Dataset rows »
Begin

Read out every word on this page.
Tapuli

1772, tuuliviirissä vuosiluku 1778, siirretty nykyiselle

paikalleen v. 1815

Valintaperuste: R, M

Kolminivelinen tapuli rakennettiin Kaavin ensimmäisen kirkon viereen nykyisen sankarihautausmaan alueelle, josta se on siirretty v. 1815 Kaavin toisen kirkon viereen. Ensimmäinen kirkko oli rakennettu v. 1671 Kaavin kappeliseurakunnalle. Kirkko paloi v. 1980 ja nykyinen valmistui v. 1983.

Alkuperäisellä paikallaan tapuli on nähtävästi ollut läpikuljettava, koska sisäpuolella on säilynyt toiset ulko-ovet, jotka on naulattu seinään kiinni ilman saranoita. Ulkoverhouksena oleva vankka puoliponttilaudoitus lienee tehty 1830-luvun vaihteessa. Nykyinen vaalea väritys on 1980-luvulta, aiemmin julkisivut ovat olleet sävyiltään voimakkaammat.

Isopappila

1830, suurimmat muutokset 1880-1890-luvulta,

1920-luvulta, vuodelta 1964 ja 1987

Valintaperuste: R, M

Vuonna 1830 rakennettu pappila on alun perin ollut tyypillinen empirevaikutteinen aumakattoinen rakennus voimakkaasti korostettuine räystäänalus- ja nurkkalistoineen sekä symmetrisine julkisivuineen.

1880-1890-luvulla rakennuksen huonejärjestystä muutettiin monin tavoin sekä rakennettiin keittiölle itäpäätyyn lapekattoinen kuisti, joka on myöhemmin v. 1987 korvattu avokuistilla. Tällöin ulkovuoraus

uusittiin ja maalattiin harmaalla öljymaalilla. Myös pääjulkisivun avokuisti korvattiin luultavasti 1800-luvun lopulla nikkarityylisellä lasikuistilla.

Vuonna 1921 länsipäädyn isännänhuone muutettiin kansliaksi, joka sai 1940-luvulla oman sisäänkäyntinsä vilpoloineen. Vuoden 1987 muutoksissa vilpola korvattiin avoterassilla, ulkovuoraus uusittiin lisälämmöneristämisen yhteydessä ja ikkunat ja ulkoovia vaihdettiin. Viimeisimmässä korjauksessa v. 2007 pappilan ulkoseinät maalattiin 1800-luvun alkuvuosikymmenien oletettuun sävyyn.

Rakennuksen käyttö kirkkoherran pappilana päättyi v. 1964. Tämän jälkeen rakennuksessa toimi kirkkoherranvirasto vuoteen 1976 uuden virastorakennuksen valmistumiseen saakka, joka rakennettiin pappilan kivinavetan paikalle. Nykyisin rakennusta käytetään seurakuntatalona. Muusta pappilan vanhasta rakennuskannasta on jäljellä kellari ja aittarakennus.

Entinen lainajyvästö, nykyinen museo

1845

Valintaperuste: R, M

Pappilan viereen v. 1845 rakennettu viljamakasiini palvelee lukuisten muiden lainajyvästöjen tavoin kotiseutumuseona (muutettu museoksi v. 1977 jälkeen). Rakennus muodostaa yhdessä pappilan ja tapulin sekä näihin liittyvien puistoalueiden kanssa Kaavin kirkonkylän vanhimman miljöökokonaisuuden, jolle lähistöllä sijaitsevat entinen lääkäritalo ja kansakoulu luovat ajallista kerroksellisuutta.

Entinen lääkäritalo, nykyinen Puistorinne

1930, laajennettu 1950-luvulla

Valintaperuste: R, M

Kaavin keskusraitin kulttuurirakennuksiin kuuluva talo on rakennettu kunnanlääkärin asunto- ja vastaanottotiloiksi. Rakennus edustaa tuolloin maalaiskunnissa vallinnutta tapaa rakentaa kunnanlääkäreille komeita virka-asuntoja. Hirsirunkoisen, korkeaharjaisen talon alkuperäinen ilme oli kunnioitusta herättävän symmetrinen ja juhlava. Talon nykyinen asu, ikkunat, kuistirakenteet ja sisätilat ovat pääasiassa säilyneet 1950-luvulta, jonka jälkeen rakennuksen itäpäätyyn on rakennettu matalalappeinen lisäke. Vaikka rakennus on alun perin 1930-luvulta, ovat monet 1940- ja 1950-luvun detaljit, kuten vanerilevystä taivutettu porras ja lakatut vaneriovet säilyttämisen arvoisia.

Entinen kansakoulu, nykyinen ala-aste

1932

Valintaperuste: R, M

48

End

Written instruction » In the records above, how many lines include "ulkovuoraus"? Give that number and nothing more.

Completed exercise » 2